**RAW RECORDS:**
▼▼▼

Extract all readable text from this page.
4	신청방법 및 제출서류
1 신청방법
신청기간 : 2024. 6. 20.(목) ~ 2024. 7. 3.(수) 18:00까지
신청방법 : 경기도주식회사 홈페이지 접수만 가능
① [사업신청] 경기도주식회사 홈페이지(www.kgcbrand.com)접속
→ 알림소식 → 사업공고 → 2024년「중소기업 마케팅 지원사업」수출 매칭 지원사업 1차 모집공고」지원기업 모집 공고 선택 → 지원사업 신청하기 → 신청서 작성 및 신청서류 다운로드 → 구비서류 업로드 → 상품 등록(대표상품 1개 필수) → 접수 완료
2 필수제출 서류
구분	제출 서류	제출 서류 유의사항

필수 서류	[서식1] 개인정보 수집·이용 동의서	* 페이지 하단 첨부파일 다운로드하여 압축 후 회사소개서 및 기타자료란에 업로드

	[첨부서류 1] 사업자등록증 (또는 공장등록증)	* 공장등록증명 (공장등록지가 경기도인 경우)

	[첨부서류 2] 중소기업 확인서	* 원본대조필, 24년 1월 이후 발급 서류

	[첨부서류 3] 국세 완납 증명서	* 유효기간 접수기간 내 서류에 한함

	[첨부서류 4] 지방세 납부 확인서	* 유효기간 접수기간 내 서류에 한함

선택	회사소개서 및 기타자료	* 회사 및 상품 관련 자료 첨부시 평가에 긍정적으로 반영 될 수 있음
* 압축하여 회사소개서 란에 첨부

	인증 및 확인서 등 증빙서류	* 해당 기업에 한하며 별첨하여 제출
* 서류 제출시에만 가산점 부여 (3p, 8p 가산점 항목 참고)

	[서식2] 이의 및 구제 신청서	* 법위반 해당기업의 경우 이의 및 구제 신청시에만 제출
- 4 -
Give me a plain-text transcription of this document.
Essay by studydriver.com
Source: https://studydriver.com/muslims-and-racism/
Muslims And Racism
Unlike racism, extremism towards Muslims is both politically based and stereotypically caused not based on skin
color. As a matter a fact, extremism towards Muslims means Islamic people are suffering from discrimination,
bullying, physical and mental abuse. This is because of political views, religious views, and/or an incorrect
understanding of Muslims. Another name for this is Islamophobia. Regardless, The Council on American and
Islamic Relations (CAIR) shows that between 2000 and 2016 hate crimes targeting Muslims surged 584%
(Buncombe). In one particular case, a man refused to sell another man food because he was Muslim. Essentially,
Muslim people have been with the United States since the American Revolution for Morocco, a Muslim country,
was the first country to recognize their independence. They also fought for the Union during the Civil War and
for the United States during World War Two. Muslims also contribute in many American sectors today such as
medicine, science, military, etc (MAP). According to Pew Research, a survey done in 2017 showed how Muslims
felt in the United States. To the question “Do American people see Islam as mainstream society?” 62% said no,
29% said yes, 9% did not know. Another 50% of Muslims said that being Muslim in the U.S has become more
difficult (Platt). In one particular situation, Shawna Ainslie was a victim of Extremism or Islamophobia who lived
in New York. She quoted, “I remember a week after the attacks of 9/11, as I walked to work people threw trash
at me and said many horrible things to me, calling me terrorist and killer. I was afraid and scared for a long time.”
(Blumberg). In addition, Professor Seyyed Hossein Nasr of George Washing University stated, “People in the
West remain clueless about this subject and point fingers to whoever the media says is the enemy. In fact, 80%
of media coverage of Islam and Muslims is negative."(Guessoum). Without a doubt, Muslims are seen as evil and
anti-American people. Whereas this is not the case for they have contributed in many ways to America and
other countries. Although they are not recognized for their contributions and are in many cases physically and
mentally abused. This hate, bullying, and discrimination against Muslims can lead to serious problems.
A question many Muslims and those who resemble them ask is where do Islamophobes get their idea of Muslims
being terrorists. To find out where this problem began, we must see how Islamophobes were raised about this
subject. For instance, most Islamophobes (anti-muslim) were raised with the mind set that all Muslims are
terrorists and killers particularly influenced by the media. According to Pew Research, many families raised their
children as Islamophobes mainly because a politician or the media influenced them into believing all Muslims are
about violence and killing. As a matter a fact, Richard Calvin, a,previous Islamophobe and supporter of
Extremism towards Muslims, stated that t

▲▲▲
▼▼▼

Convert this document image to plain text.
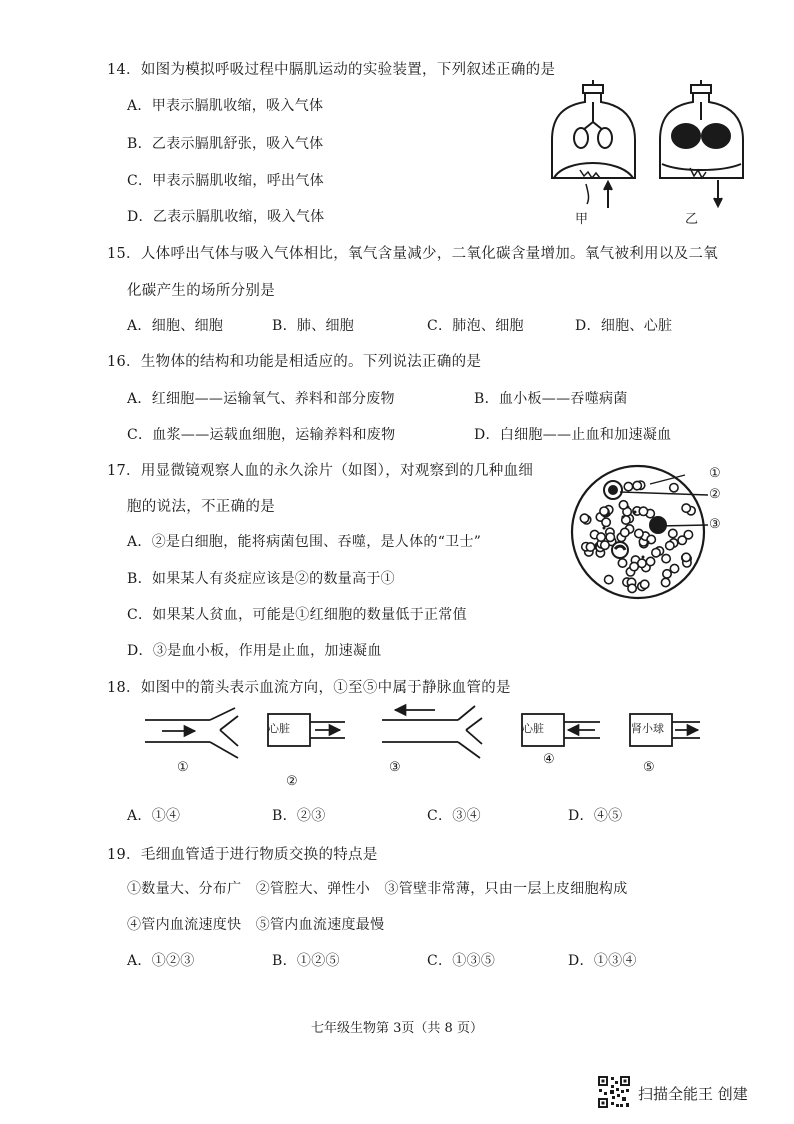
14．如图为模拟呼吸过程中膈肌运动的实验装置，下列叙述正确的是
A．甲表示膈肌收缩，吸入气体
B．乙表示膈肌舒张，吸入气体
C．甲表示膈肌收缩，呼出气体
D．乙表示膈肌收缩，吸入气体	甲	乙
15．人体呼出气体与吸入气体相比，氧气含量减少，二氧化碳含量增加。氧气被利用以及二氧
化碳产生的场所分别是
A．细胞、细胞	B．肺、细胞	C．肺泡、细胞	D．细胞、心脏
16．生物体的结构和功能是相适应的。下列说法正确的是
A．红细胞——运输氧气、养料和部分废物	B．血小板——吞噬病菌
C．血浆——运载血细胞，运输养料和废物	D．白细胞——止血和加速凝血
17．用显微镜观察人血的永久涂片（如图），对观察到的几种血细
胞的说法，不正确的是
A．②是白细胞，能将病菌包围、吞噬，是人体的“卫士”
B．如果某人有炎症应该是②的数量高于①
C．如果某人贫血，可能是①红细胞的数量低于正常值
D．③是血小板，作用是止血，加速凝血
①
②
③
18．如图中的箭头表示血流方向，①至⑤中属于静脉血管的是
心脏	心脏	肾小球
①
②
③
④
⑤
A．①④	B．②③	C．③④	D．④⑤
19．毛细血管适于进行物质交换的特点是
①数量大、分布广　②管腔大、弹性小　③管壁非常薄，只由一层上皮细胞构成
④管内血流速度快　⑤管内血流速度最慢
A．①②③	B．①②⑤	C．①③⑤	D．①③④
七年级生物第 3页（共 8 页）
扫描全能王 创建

▲▲▲

**THE EXERCISE:**
Read the entries above, then pull out the lines that include "신청방법".

**FINAL ANSWER:**
4	신청방법 및 제출서류
1 신청방법
신청방법 : 경기도주식회사 홈페이지 접수만 가능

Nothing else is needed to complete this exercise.